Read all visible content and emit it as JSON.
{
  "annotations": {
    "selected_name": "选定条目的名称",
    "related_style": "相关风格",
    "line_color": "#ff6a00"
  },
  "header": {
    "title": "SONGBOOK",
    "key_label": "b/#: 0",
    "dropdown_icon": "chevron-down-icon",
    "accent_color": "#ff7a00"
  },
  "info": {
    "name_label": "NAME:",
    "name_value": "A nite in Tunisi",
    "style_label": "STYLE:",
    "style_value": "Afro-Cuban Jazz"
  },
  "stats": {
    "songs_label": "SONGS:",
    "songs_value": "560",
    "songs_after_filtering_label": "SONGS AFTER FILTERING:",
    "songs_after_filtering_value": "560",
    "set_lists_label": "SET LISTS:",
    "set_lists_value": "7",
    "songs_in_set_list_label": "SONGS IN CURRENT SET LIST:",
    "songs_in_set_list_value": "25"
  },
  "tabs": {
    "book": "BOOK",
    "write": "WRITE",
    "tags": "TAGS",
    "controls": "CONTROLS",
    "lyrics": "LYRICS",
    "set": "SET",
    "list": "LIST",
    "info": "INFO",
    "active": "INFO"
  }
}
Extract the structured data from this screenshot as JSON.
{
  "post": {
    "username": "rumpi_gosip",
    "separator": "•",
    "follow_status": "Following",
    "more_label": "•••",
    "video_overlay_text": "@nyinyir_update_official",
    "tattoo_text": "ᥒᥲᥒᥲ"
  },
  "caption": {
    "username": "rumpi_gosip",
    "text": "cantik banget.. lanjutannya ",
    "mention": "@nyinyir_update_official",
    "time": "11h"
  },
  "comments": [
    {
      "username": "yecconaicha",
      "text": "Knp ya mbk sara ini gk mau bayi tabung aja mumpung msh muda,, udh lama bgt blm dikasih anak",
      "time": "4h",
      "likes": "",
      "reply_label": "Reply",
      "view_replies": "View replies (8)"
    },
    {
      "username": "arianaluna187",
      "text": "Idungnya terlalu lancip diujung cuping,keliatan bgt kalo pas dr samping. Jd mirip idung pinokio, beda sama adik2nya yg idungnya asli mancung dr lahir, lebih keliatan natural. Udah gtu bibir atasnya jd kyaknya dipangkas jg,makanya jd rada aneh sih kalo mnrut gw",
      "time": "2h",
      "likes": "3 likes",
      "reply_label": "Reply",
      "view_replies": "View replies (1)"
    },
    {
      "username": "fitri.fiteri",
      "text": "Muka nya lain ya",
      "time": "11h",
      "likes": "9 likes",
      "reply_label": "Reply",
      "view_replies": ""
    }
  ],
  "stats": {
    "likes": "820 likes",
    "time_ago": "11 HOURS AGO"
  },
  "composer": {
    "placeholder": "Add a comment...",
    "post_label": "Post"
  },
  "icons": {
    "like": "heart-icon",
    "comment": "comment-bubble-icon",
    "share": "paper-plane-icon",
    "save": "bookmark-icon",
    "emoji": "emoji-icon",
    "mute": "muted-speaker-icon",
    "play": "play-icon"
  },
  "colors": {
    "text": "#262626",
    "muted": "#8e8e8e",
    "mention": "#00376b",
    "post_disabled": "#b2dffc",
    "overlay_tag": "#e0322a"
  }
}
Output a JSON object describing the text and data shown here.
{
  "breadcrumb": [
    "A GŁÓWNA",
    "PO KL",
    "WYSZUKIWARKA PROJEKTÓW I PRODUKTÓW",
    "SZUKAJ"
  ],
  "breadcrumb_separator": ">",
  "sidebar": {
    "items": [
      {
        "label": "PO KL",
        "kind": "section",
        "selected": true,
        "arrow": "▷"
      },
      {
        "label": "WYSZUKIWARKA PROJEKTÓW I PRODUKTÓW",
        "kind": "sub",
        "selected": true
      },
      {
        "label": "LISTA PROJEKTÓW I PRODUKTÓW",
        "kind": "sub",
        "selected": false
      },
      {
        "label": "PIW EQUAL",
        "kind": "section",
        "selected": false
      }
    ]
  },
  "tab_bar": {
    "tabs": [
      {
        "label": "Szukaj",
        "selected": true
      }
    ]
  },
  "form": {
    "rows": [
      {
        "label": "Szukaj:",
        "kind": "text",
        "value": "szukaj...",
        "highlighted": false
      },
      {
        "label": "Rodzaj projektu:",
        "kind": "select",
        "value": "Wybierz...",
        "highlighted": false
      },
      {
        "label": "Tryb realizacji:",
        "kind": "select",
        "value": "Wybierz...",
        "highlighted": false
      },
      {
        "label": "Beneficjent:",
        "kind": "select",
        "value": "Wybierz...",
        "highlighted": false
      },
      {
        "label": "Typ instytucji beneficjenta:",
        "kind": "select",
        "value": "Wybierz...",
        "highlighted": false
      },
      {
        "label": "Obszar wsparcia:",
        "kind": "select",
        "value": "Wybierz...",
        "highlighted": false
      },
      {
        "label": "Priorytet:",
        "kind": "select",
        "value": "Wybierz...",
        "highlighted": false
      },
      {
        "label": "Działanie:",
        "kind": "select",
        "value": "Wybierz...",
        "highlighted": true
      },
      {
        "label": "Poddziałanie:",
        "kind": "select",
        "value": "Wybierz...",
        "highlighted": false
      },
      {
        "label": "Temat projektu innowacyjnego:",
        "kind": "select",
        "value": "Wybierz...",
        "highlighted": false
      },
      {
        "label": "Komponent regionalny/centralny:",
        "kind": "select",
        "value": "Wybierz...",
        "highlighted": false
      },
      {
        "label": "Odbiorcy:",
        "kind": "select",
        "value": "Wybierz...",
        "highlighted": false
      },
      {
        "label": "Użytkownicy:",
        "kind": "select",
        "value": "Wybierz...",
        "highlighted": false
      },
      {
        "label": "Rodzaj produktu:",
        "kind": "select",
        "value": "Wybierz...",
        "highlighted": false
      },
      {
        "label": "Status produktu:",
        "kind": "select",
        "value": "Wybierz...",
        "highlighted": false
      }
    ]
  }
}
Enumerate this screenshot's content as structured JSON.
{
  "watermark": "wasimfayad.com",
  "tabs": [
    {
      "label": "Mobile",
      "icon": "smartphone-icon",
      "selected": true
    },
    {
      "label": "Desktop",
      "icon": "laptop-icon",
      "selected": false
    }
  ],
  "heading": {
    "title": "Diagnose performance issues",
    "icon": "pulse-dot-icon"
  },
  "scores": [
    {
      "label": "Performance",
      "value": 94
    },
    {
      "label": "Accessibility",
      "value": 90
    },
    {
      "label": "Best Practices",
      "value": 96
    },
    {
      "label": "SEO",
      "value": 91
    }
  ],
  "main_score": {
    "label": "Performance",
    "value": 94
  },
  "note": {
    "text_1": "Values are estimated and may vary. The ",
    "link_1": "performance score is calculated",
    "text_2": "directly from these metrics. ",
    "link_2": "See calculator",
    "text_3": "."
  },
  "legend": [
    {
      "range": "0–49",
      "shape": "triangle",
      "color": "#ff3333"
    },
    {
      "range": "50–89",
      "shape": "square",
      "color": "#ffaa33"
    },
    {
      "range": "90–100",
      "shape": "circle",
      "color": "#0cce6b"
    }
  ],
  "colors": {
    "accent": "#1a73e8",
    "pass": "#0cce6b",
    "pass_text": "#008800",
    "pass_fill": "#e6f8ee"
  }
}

## Exercise brief
Copy out all lines where the word "shape" appears.

## Response to this task
      "shape": "triangle",
      "shape": "square",
      "shape": "circle",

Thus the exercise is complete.